▶ **STATED TASK**
Reproduce every line, starting at the one that contains "Parse this screenshot: output" and ending at the last line of the data, exactly as it stands; pictures are omitted.

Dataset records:
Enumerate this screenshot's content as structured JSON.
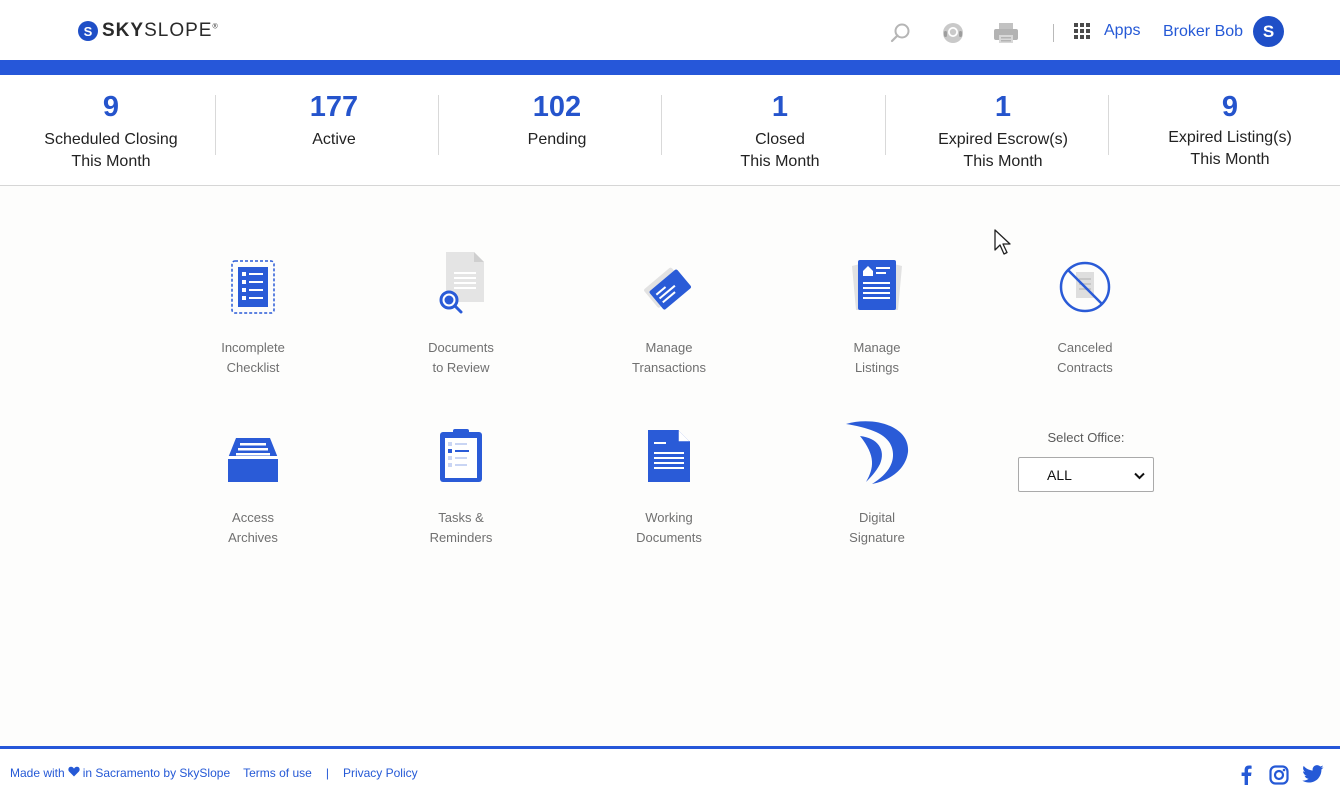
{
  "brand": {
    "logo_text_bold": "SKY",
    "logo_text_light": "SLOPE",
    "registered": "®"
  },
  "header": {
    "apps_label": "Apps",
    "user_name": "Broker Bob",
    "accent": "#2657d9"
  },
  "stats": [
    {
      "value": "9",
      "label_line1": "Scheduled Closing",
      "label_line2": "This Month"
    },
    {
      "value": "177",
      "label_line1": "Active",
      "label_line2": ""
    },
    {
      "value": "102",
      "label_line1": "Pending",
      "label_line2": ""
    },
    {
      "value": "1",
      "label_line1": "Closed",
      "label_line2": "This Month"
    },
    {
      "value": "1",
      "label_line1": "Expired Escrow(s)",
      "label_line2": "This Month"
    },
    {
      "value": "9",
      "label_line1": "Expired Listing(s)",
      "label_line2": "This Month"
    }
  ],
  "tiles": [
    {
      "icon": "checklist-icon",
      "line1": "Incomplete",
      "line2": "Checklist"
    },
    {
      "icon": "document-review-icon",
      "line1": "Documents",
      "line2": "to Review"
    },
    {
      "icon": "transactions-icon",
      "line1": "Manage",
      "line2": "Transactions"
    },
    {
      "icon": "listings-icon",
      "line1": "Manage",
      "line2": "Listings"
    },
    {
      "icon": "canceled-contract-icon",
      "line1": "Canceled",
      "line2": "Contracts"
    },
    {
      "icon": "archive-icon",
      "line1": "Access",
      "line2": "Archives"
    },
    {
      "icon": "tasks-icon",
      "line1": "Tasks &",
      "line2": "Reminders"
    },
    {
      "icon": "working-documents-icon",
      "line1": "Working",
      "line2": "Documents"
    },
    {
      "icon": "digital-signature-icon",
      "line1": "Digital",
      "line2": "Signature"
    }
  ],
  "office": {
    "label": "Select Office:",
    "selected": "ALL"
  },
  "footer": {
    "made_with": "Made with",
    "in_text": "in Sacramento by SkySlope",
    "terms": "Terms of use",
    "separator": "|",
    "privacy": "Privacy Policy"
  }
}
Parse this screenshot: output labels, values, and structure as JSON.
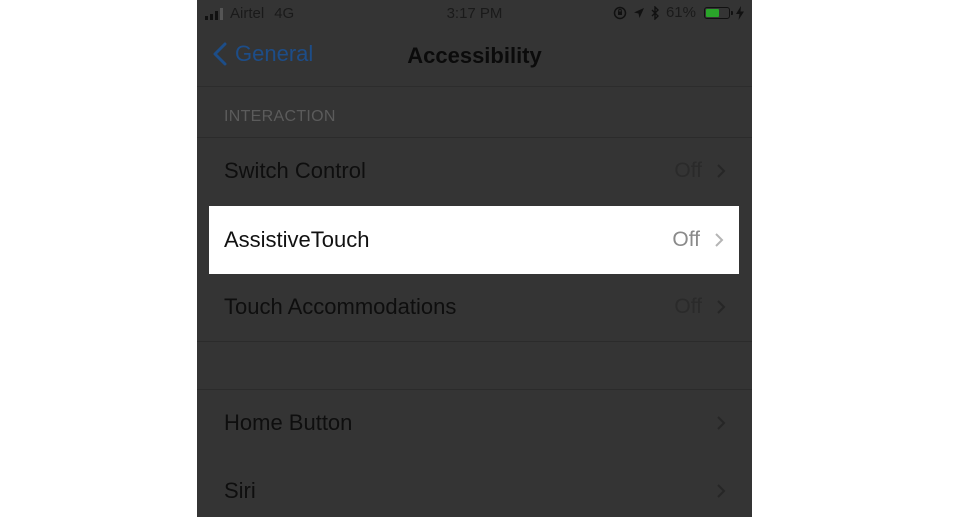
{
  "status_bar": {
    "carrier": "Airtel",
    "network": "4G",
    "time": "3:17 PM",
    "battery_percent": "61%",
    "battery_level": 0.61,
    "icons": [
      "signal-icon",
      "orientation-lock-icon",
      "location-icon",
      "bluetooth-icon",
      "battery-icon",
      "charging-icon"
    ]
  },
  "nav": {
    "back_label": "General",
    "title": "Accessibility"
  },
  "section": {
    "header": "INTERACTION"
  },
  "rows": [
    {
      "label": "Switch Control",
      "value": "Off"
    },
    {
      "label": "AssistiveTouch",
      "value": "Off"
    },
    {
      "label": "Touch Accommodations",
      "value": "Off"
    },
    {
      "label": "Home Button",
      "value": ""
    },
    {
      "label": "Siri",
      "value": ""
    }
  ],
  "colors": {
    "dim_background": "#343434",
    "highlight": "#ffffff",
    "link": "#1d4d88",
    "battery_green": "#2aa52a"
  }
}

▶ **WRITTEN RESPONSE**
Parse this screenshot: output labels, values, and structure as JSON.
{
  "status_bar": {
    "carrier": "Airtel",
    "network": "4G",
    "time": "3:17 PM",
    "battery_percent": "61%",
    "battery_level": 0.61,
    "icons": [
      "signal-icon",
      "orientation-lock-icon",
      "location-icon",
      "bluetooth-icon",
      "battery-icon",
      "charging-icon"
    ]
  },
  "nav": {
    "back_label": "General",
    "title": "Accessibility"
  },
  "section": {
    "header": "INTERACTION"
  },
  "rows": [
    {
      "label": "Switch Control",
      "value": "Off"
    },
    {
      "label": "AssistiveTouch",
      "value": "Off"
    },
    {
      "label": "Touch Accommodations",
      "value": "Off"
    },
    {
      "label": "Home Button",
      "value": ""
    },
    {
      "label": "Siri",
      "value": ""
    }
  ],
  "colors": {
    "dim_background": "#343434",
    "highlight": "#ffffff",
    "link": "#1d4d88",
    "battery_green": "#2aa52a"
  }
}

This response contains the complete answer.